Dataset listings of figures

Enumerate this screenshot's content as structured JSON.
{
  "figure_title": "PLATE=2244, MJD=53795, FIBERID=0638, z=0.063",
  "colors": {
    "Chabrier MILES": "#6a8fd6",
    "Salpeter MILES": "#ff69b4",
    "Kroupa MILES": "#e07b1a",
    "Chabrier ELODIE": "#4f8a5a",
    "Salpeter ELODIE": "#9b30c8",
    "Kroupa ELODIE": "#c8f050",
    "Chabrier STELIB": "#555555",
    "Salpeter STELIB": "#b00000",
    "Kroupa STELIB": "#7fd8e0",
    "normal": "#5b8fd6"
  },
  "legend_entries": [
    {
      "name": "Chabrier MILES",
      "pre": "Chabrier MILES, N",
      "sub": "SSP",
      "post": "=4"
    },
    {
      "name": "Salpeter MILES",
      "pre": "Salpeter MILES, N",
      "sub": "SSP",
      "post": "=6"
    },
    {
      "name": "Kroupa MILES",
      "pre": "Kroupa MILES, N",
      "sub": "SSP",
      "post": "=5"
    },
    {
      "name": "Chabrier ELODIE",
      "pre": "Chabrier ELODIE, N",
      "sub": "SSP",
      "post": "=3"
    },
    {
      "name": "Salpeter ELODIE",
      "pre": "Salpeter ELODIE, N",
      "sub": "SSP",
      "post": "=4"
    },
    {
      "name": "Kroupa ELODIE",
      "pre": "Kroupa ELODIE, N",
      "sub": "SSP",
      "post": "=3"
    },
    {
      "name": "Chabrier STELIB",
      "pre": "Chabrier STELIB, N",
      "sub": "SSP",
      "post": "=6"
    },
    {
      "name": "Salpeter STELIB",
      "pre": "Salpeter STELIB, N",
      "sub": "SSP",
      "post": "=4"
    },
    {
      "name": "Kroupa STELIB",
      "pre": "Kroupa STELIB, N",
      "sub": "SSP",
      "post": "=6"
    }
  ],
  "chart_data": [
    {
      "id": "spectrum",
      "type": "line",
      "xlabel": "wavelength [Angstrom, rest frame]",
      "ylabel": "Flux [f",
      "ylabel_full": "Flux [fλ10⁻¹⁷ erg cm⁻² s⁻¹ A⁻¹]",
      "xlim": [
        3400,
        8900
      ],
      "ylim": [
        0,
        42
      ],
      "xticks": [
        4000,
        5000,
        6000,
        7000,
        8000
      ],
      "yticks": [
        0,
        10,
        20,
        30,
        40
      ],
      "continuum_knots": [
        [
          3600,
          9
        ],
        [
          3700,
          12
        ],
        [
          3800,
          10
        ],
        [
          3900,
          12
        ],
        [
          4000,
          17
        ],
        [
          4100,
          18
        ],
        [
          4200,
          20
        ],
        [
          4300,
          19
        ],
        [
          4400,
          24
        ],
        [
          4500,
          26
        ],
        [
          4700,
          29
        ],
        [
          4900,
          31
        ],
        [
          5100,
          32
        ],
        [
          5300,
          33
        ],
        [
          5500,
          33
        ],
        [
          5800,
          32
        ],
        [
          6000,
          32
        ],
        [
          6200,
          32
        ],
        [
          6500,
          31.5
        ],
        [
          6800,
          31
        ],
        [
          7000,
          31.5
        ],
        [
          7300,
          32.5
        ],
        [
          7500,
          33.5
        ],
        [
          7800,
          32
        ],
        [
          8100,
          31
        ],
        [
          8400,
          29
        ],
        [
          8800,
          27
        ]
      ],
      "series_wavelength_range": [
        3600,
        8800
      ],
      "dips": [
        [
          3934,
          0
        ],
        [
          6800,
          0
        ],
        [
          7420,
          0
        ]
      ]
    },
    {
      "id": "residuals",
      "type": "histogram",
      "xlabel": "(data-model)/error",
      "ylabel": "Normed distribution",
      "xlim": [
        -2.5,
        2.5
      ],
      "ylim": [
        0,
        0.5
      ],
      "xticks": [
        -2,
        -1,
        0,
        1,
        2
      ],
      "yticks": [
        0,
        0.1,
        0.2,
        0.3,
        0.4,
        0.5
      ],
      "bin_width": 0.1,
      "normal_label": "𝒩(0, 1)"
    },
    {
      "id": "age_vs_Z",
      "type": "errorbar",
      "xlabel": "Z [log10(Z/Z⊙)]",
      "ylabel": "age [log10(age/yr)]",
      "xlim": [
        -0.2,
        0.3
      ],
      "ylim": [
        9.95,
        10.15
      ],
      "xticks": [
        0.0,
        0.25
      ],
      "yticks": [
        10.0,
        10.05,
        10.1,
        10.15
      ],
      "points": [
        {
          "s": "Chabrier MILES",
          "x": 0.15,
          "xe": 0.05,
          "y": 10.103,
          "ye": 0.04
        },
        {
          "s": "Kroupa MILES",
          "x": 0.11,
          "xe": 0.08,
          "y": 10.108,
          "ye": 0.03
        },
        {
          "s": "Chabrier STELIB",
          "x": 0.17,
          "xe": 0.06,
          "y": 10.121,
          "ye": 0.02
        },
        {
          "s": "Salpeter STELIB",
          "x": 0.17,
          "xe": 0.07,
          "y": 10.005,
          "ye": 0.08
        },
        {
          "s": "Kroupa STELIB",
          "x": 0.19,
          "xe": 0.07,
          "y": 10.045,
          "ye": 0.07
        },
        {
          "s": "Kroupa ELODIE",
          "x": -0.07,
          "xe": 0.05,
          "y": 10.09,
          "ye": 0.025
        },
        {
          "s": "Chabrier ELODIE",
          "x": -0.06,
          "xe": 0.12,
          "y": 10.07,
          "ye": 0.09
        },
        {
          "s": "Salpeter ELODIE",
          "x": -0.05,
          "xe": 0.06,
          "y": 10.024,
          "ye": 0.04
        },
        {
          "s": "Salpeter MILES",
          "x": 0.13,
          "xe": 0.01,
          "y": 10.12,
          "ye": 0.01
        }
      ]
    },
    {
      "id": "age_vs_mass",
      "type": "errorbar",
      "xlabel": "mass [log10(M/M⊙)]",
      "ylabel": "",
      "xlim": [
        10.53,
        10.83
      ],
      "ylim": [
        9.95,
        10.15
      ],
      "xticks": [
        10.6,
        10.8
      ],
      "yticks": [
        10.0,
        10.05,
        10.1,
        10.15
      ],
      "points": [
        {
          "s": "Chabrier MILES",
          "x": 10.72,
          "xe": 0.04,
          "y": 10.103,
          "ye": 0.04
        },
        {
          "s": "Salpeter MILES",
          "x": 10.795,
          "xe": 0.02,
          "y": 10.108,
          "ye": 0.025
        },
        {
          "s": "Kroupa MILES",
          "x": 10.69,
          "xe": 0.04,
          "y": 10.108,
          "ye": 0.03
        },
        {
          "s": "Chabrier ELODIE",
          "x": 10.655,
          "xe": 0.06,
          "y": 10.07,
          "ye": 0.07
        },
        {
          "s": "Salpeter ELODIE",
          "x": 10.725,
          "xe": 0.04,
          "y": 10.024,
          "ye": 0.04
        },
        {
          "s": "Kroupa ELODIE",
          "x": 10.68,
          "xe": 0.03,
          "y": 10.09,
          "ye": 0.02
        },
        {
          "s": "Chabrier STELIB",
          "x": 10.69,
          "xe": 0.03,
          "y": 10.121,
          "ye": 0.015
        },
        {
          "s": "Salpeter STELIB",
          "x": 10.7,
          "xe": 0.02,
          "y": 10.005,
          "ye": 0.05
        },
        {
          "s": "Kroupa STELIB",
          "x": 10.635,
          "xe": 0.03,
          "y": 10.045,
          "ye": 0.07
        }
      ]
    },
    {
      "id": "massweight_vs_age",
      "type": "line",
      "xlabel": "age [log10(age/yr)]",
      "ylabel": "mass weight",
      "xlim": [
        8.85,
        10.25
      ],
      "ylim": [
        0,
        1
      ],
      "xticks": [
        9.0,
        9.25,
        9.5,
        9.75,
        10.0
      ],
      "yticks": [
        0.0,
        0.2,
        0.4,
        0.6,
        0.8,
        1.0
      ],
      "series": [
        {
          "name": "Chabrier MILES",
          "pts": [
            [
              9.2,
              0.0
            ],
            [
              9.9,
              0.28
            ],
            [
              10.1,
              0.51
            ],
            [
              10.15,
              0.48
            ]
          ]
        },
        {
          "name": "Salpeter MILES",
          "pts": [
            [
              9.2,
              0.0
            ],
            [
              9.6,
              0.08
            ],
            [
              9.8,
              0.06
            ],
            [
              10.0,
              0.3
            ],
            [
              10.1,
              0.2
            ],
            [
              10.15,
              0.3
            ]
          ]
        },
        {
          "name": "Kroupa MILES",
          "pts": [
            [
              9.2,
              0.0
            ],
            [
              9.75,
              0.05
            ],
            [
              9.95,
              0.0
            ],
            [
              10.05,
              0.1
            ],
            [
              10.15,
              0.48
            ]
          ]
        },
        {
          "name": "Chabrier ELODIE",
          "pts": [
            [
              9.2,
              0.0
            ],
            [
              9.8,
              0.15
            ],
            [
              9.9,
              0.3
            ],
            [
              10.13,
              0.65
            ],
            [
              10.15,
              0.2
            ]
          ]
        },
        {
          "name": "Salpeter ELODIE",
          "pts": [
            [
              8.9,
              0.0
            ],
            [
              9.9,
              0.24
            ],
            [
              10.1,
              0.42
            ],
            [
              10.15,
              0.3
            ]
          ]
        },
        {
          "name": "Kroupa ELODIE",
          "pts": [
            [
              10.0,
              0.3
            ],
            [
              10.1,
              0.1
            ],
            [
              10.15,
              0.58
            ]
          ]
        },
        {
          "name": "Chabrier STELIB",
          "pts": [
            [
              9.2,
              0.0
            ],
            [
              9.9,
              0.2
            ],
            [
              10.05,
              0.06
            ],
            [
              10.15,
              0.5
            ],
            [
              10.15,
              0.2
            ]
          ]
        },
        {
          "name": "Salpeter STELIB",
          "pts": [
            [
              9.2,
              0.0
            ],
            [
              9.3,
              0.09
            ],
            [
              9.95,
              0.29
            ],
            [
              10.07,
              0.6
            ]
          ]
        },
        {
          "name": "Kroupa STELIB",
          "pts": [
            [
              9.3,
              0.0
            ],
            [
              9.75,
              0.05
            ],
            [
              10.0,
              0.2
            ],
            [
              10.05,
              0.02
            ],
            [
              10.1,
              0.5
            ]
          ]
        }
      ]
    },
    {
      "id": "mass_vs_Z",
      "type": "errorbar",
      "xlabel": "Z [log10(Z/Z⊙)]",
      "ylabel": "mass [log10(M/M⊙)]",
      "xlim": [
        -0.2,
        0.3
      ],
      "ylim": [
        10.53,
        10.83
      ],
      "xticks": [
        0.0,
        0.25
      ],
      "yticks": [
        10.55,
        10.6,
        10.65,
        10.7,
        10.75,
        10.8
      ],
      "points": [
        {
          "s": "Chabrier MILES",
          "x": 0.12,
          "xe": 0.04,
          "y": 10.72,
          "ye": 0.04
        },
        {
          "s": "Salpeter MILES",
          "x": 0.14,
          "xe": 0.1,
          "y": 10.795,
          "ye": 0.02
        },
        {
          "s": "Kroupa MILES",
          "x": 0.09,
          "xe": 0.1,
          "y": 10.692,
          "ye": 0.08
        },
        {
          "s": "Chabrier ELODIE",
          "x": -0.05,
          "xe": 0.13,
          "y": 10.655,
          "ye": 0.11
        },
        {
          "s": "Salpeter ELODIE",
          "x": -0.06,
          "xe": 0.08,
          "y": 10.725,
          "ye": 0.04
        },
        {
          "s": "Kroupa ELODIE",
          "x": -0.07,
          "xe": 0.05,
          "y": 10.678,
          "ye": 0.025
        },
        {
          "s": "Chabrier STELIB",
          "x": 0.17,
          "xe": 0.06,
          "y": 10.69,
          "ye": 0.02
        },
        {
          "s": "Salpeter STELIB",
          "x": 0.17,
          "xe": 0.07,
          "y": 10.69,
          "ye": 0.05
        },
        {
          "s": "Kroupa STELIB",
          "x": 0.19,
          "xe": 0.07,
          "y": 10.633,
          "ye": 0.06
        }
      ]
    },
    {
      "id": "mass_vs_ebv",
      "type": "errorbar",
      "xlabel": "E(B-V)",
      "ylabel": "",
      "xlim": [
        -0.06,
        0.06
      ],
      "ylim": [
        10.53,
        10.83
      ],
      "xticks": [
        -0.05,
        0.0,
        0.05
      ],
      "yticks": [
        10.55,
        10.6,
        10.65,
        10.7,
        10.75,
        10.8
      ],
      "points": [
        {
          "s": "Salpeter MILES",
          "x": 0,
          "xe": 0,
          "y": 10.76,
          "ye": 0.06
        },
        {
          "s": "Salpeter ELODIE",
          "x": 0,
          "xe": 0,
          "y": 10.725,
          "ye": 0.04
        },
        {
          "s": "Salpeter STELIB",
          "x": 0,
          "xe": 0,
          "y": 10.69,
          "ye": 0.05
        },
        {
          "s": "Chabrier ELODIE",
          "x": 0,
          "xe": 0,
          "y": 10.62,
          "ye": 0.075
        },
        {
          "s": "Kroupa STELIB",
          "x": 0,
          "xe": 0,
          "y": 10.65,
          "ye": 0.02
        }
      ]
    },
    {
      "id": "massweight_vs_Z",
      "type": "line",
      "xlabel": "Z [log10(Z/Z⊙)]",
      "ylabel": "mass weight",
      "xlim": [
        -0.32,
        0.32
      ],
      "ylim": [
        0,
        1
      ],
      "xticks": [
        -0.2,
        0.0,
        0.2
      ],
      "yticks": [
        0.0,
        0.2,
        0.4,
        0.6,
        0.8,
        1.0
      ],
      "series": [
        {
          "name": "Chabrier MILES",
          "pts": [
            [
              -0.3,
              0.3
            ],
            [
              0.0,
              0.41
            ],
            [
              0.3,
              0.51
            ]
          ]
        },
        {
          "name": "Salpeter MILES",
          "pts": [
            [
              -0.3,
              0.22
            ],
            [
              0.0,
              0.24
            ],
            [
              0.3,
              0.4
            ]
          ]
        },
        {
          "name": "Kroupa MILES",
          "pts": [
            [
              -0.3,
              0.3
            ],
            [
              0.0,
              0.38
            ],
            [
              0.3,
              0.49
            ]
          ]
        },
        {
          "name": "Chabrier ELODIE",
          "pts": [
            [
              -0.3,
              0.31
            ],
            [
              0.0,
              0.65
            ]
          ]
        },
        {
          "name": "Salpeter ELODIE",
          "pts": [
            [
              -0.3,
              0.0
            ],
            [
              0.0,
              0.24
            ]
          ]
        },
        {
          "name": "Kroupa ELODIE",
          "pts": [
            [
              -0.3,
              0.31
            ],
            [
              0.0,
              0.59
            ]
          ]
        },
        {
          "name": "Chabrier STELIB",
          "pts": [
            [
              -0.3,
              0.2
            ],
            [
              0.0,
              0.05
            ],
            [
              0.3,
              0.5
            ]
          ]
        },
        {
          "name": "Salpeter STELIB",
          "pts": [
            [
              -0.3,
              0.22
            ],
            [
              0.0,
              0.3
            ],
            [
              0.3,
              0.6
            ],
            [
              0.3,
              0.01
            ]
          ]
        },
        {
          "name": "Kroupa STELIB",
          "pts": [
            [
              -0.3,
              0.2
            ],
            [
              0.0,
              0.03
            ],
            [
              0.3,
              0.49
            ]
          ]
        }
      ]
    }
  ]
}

→ **JOB**: Using the material above, gather every line that includes "xlabel".

→ **COMPLETE RESPONSE**:
      "xlabel": "wavelength [Angstrom, rest frame]",
      "xlabel": "(data-model)/error",
      "xlabel": "Z [log10(Z/Z⊙)]",
      "xlabel": "mass [log10(M/M⊙)]",
      "xlabel": "age [log10(age/yr)]",
      "xlabel": "Z [log10(Z/Z⊙)]",
      "xlabel": "E(B-V)",
      "xlabel": "Z [log10(Z/Z⊙)]",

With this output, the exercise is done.